** begin Dataset records **

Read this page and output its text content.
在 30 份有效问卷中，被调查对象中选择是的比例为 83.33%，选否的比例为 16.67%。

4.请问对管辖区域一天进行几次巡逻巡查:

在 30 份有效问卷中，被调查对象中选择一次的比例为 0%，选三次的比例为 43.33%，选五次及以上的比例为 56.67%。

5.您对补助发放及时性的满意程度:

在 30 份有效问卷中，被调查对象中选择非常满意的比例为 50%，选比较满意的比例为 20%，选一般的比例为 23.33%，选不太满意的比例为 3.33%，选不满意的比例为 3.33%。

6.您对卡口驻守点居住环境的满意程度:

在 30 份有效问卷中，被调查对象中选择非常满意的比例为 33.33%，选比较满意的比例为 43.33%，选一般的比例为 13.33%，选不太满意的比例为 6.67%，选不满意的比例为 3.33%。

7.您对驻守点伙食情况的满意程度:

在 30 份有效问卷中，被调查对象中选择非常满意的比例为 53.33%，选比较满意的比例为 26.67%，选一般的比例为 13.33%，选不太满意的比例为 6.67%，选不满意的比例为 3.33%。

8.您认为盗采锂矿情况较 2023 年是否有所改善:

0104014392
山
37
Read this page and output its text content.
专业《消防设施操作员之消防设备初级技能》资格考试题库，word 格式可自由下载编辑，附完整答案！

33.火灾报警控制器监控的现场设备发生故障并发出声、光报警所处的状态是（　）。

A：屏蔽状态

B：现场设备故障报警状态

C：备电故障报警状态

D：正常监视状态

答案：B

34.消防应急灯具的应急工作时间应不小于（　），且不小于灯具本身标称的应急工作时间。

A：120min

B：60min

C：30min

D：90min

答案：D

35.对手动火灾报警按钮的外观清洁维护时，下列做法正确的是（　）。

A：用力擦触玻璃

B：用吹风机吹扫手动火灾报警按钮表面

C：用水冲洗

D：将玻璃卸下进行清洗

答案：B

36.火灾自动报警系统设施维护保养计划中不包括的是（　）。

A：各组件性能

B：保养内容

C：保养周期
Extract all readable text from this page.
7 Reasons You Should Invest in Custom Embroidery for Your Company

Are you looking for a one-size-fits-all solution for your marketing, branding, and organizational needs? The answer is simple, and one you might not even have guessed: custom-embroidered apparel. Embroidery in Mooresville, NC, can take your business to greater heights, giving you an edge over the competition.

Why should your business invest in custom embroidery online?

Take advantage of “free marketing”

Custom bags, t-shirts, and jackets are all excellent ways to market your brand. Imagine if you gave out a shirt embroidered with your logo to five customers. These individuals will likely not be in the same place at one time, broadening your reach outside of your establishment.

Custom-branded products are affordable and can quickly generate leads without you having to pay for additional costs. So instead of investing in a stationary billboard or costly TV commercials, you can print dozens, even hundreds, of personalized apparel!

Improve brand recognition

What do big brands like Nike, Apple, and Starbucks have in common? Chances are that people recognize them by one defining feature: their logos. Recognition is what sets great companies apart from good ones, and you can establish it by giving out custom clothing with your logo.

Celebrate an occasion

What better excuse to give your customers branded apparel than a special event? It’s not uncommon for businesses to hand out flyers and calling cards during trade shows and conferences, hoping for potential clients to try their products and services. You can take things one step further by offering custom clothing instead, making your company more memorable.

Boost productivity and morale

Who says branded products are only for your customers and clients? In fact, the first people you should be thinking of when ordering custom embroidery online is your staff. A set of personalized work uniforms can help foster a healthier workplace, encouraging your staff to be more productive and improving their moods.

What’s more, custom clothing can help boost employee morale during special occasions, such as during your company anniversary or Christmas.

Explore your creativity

** end Dataset records **

Of the lines in this data, how many contain "选不太满意的比例为"? Reply with only the number.

3